→ Record list:
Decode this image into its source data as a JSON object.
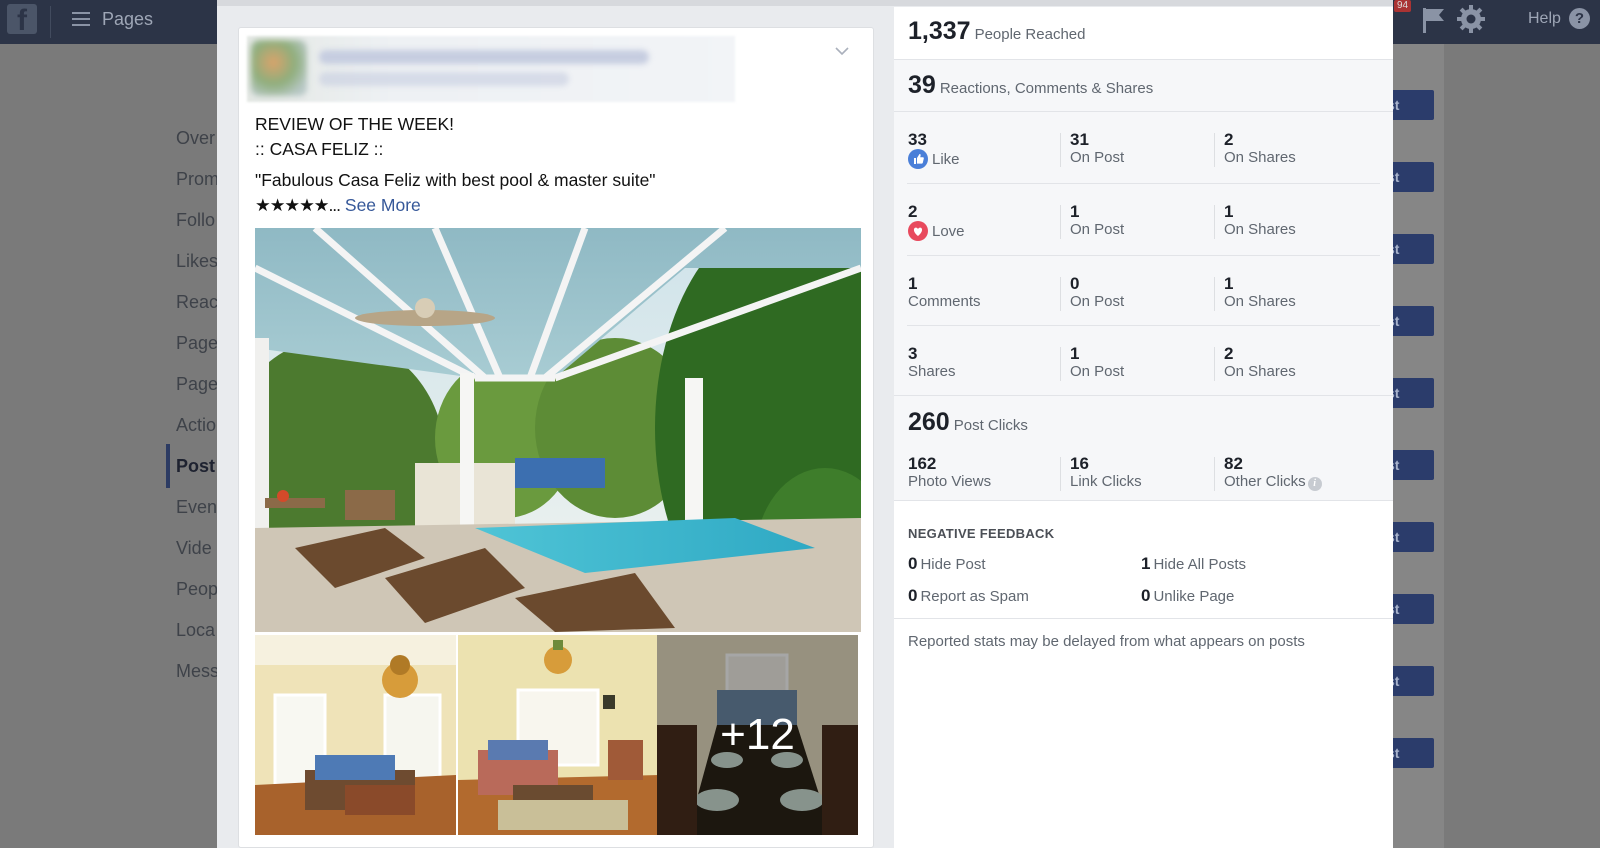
{
  "topbar": {
    "title": "Pages",
    "notification_count": "94",
    "help_label": "Help"
  },
  "background_nav": {
    "items": [
      "Over",
      "Prom",
      "Follo",
      "Likes",
      "Reac",
      "Page",
      "Page",
      "Actio",
      "Post",
      "Even",
      "Vide",
      "Peop",
      "Loca",
      "Mess"
    ],
    "active_index": 8
  },
  "background_buttons": {
    "label": "st"
  },
  "post": {
    "line1": "REVIEW OF THE WEEK!",
    "line2": ":: CASA FELIZ ::",
    "quote": "\"Fabulous Casa Feliz with best pool & master suite\"",
    "stars": "★★★★★...",
    "see_more": "See More",
    "more_photos": "+12"
  },
  "stats": {
    "reach_value": "1,337",
    "reach_label": "People Reached",
    "engagement_value": "39",
    "engagement_label": "Reactions, Comments & Shares",
    "rows": [
      {
        "total": "33",
        "label": "Like",
        "icon": "like-icon",
        "on_post": "31",
        "on_post_label": "On Post",
        "on_shares": "2",
        "on_shares_label": "On Shares"
      },
      {
        "total": "2",
        "label": "Love",
        "icon": "love-icon",
        "on_post": "1",
        "on_post_label": "On Post",
        "on_shares": "1",
        "on_shares_label": "On Shares"
      },
      {
        "total": "1",
        "label": "Comments",
        "on_post": "0",
        "on_post_label": "On Post",
        "on_shares": "1",
        "on_shares_label": "On Shares"
      },
      {
        "total": "3",
        "label": "Shares",
        "on_post": "1",
        "on_post_label": "On Post",
        "on_shares": "2",
        "on_shares_label": "On Shares"
      }
    ],
    "clicks_value": "260",
    "clicks_label": "Post Clicks",
    "clicks": [
      {
        "value": "162",
        "label": "Photo Views"
      },
      {
        "value": "16",
        "label": "Link Clicks"
      },
      {
        "value": "82",
        "label": "Other Clicks"
      }
    ],
    "negative_title": "NEGATIVE FEEDBACK",
    "negative": [
      {
        "value": "0",
        "label": "Hide Post"
      },
      {
        "value": "1",
        "label": "Hide All Posts"
      },
      {
        "value": "0",
        "label": "Report as Spam"
      },
      {
        "value": "0",
        "label": "Unlike Page"
      }
    ],
    "note": "Reported stats may be delayed from what appears on posts"
  },
  "colors": {
    "topbar": "#2c3447",
    "link": "#365899",
    "like": "#4a7fd8",
    "love": "#e8495d",
    "button": "#2b3c6b"
  }
}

→ Written problem: Repeat the entries exactly. Pictures are excluded from the copy.

→ Written response:
Decode this image into its source data as a JSON object.
{
  "topbar": {
    "title": "Pages",
    "notification_count": "94",
    "help_label": "Help"
  },
  "background_nav": {
    "items": [
      "Over",
      "Prom",
      "Follo",
      "Likes",
      "Reac",
      "Page",
      "Page",
      "Actio",
      "Post",
      "Even",
      "Vide",
      "Peop",
      "Loca",
      "Mess"
    ],
    "active_index": 8
  },
  "background_buttons": {
    "label": "st"
  },
  "post": {
    "line1": "REVIEW OF THE WEEK!",
    "line2": ":: CASA FELIZ ::",
    "quote": "\"Fabulous Casa Feliz with best pool & master suite\"",
    "stars": "★★★★★...",
    "see_more": "See More",
    "more_photos": "+12"
  },
  "stats": {
    "reach_value": "1,337",
    "reach_label": "People Reached",
    "engagement_value": "39",
    "engagement_label": "Reactions, Comments & Shares",
    "rows": [
      {
        "total": "33",
        "label": "Like",
        "icon": "like-icon",
        "on_post": "31",
        "on_post_label": "On Post",
        "on_shares": "2",
        "on_shares_label": "On Shares"
      },
      {
        "total": "2",
        "label": "Love",
        "icon": "love-icon",
        "on_post": "1",
        "on_post_label": "On Post",
        "on_shares": "1",
        "on_shares_label": "On Shares"
      },
      {
        "total": "1",
        "label": "Comments",
        "on_post": "0",
        "on_post_label": "On Post",
        "on_shares": "1",
        "on_shares_label": "On Shares"
      },
      {
        "total": "3",
        "label": "Shares",
        "on_post": "1",
        "on_post_label": "On Post",
        "on_shares": "2",
        "on_shares_label": "On Shares"
      }
    ],
    "clicks_value": "260",
    "clicks_label": "Post Clicks",
    "clicks": [
      {
        "value": "162",
        "label": "Photo Views"
      },
      {
        "value": "16",
        "label": "Link Clicks"
      },
      {
        "value": "82",
        "label": "Other Clicks"
      }
    ],
    "negative_title": "NEGATIVE FEEDBACK",
    "negative": [
      {
        "value": "0",
        "label": "Hide Post"
      },
      {
        "value": "1",
        "label": "Hide All Posts"
      },
      {
        "value": "0",
        "label": "Report as Spam"
      },
      {
        "value": "0",
        "label": "Unlike Page"
      }
    ],
    "note": "Reported stats may be delayed from what appears on posts"
  },
  "colors": {
    "topbar": "#2c3447",
    "link": "#365899",
    "like": "#4a7fd8",
    "love": "#e8495d",
    "button": "#2b3c6b"
  }
}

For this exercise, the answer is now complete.